Write out the whole listing word for word.

========

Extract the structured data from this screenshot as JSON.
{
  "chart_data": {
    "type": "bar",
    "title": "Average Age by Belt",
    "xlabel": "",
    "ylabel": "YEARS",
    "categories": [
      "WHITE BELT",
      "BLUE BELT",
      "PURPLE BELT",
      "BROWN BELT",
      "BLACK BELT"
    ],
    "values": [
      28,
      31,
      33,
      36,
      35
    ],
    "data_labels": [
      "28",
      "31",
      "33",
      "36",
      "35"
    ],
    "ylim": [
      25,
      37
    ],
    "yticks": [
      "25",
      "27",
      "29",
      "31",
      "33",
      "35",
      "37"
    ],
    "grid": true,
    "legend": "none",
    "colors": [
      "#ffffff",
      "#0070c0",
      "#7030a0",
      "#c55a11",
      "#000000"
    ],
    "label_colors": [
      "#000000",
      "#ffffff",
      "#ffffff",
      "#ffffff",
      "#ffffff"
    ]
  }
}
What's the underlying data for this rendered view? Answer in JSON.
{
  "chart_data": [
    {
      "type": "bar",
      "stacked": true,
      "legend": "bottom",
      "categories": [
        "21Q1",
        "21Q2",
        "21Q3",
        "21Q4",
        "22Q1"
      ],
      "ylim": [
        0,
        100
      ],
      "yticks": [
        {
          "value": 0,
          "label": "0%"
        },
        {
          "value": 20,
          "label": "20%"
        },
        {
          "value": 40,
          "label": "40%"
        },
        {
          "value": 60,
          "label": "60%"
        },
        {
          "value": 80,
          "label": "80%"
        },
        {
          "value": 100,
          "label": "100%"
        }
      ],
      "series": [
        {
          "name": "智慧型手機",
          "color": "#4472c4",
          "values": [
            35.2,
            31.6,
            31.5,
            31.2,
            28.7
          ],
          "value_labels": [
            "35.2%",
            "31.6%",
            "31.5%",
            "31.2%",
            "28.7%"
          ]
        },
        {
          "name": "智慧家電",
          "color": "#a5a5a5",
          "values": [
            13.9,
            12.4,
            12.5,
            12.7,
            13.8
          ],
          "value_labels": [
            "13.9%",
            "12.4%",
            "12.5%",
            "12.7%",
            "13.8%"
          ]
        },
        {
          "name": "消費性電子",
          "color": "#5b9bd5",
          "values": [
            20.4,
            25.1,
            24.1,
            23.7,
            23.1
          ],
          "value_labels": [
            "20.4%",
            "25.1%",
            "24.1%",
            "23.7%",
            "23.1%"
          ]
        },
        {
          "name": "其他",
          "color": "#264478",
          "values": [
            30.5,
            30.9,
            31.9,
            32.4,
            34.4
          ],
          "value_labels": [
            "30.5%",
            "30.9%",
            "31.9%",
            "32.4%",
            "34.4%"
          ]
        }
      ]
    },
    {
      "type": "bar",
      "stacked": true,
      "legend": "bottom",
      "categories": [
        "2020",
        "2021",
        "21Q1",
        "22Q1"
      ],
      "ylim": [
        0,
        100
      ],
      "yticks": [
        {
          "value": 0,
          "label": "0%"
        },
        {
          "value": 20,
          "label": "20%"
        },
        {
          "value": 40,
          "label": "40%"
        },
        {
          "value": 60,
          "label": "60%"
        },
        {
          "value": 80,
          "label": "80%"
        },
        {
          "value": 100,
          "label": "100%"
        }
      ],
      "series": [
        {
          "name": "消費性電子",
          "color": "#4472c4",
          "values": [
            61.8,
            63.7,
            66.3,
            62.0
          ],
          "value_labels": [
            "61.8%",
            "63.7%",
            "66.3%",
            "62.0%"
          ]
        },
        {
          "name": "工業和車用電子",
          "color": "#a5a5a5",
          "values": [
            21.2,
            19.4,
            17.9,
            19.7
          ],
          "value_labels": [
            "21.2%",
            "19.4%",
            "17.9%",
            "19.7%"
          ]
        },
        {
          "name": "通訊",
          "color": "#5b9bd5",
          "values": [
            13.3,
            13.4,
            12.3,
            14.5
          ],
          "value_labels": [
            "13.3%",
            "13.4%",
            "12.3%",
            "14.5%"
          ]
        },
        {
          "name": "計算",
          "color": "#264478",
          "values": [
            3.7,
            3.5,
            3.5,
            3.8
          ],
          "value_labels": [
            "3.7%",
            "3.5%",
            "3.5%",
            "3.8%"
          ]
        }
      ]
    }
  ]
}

========

▶ _ANSWER TO THE PROBLEM_
Extract the structured data from this screenshot as JSON.
{
  "chart_data": {
    "type": "bar",
    "title": "Average Age by Belt",
    "xlabel": "",
    "ylabel": "YEARS",
    "categories": [
      "WHITE BELT",
      "BLUE BELT",
      "PURPLE BELT",
      "BROWN BELT",
      "BLACK BELT"
    ],
    "values": [
      28,
      31,
      33,
      36,
      35
    ],
    "data_labels": [
      "28",
      "31",
      "33",
      "36",
      "35"
    ],
    "ylim": [
      25,
      37
    ],
    "yticks": [
      "25",
      "27",
      "29",
      "31",
      "33",
      "35",
      "37"
    ],
    "grid": true,
    "legend": "none",
    "colors": [
      "#ffffff",
      "#0070c0",
      "#7030a0",
      "#c55a11",
      "#000000"
    ],
    "label_colors": [
      "#000000",
      "#ffffff",
      "#ffffff",
      "#ffffff",
      "#ffffff"
    ]
  }
}
What's the underlying data for this rendered view? Answer in JSON.
{
  "chart_data": [
    {
      "type": "bar",
      "stacked": true,
      "legend": "bottom",
      "categories": [
        "21Q1",
        "21Q2",
        "21Q3",
        "21Q4",
        "22Q1"
      ],
      "ylim": [
        0,
        100
      ],
      "yticks": [
        {
          "value": 0,
          "label": "0%"
        },
        {
          "value": 20,
          "label": "20%"
        },
        {
          "value": 40,
          "label": "40%"
        },
        {
          "value": 60,
          "label": "60%"
        },
        {
          "value": 80,
          "label": "80%"
        },
        {
          "value": 100,
          "label": "100%"
        }
      ],
      "series": [
        {
          "name": "智慧型手機",
          "color": "#4472c4",
          "values": [
            35.2,
            31.6,
            31.5,
            31.2,
            28.7
          ],
          "value_labels": [
            "35.2%",
            "31.6%",
            "31.5%",
            "31.2%",
            "28.7%"
          ]
        },
        {
          "name": "智慧家電",
          "color": "#a5a5a5",
          "values": [
            13.9,
            12.4,
            12.5,
            12.7,
            13.8
          ],
          "value_labels": [
            "13.9%",
            "12.4%",
            "12.5%",
            "12.7%",
            "13.8%"
          ]
        },
        {
          "name": "消費性電子",
          "color": "#5b9bd5",
          "values": [
            20.4,
            25.1,
            24.1,
            23.7,
            23.1
          ],
          "value_labels": [
            "20.4%",
            "25.1%",
            "24.1%",
            "23.7%",
            "23.1%"
          ]
        },
        {
          "name": "其他",
          "color": "#264478",
          "values": [
            30.5,
            30.9,
            31.9,
            32.4,
            34.4
          ],
          "value_labels": [
            "30.5%",
            "30.9%",
            "31.9%",
            "32.4%",
            "34.4%"
          ]
        }
      ]
    },
    {
      "type": "bar",
      "stacked": true,
      "legend": "bottom",
      "categories": [
        "2020",
        "2021",
        "21Q1",
        "22Q1"
      ],
      "ylim": [
        0,
        100
      ],
      "yticks": [
        {
          "value": 0,
          "label": "0%"
        },
        {
          "value": 20,
          "label": "20%"
        },
        {
          "value": 40,
          "label": "40%"
        },
        {
          "value": 60,
          "label": "60%"
        },
        {
          "value": 80,
          "label": "80%"
        },
        {
          "value": 100,
          "label": "100%"
        }
      ],
      "series": [
        {
          "name": "消費性電子",
          "color": "#4472c4",
          "values": [
            61.8,
            63.7,
            66.3,
            62.0
          ],
          "value_labels": [
            "61.8%",
            "63.7%",
            "66.3%",
            "62.0%"
          ]
        },
        {
          "name": "工業和車用電子",
          "color": "#a5a5a5",
          "values": [
            21.2,
            19.4,
            17.9,
            19.7
          ],
          "value_labels": [
            "21.2%",
            "19.4%",
            "17.9%",
            "19.7%"
          ]
        },
        {
          "name": "通訊",
          "color": "#5b9bd5",
          "values": [
            13.3,
            13.4,
            12.3,
            14.5
          ],
          "value_labels": [
            "13.3%",
            "13.4%",
            "12.3%",
            "14.5%"
          ]
        },
        {
          "name": "計算",
          "color": "#264478",
          "values": [
            3.7,
            3.5,
            3.5,
            3.8
          ],
          "value_labels": [
            "3.7%",
            "3.5%",
            "3.5%",
            "3.8%"
          ]
        }
      ]
    }
  ]
}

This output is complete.